AIM OF THE TASK. From the entries that follow, pick out all lines holding "постановления".
_____
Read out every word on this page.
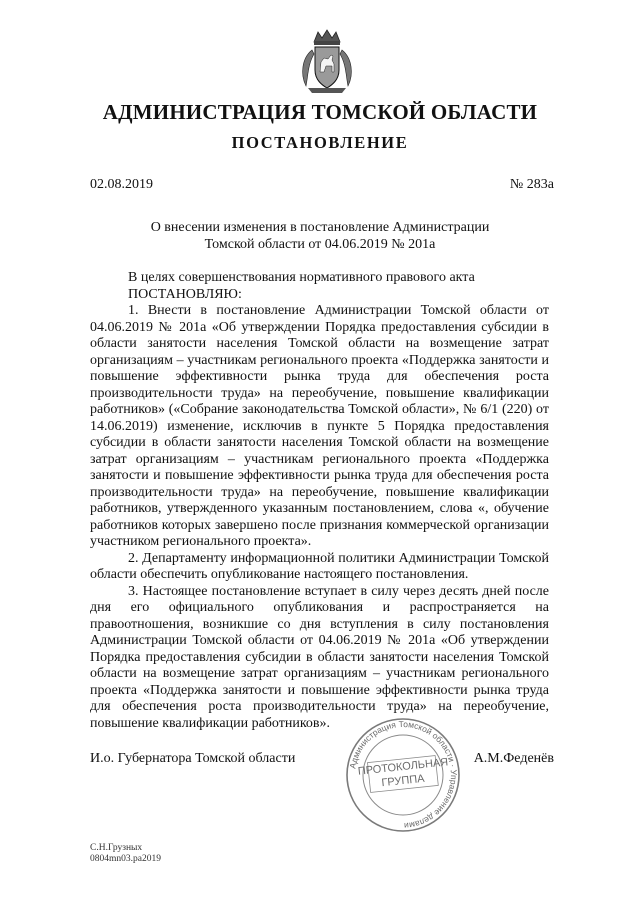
АДМИНИСТРАЦИЯ ТОМСКОЙ ОБЛАСТИ
ПОСТАНОВЛЕНИЕ
02.08.2019	№ 283а
О внесении изменения в постановление Администрации
Томской области от 04.06.2019 № 201а

В целях совершенствования нормативного правового акта

ПОСТАНОВЛЯЮ:

1. Внести в постановление Администрации Томской области от 04.06.2019 № 201а «Об утверждении Порядка предоставления субсидии в области занятости населения Томской области на возмещение затрат организациям – участникам регионального проекта «Поддержка занятости и повышение эффективности рынка труда для обеспечения роста производительности труда» на переобучение, повышение квалификации работников» («Собрание законодательства Томской области», № 6/1 (220) от 14.06.2019) изменение, исключив в пункте 5 Порядка предоставления субсидии в области занятости населения Томской области на возмещение затрат организациям – участникам регионального проекта «Поддержка занятости и повышение эффективности рынка труда для обеспечения роста производительности труда» на переобучение, повышение квалификации работников, утвержденного указанным постановлением, слова «, обучение работников которых завершено после признания коммерческой организации участником регионального проекта».

2. Департаменту информационной политики Администрации Томской области обеспечить опубликование настоящего постановления.

3. Настоящее постановление вступает в силу через десять дней после дня его официального опубликования и распространяется на правоотношения, возникшие со дня вступления в силу постановления Администрации Томской области от 04.06.2019 № 201а «Об утверждении Порядка предоставления субсидии в области занятости населения Томской области на возмещение затрат организациям – участникам регионального проекта «Поддержка занятости и повышение эффективности рынка труда для обеспечения роста производительности труда» на переобучение, повышение квалификации работников».

И.о. Губернатора Томской области	Администрация Томской области · Управление делами
ПРОТОКОЛЬНАЯ
ГРУППА
А.М.Феденёв
С.Н.Грузных
0804mn03.pa2019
_____
TASK SOLUTION.
2. Департаменту информационной политики Администрации Томской области обеспечить опубликование настоящего постановления.
3. Настоящее постановление вступает в силу через десять дней после дня его официального опубликования и распространяется на правоотношения, возникшие со дня вступления в силу постановления Администрации Томской области от 04.06.2019 № 201а «Об утверждении Порядка предоставления субсидии в области занятости населения Томской области на возмещение затрат организациям – участникам регионального проекта «Поддержка занятости и повышение эффективности рынка труда для обеспечения роста производительности труда» на переобучение, повышение квалификации работников».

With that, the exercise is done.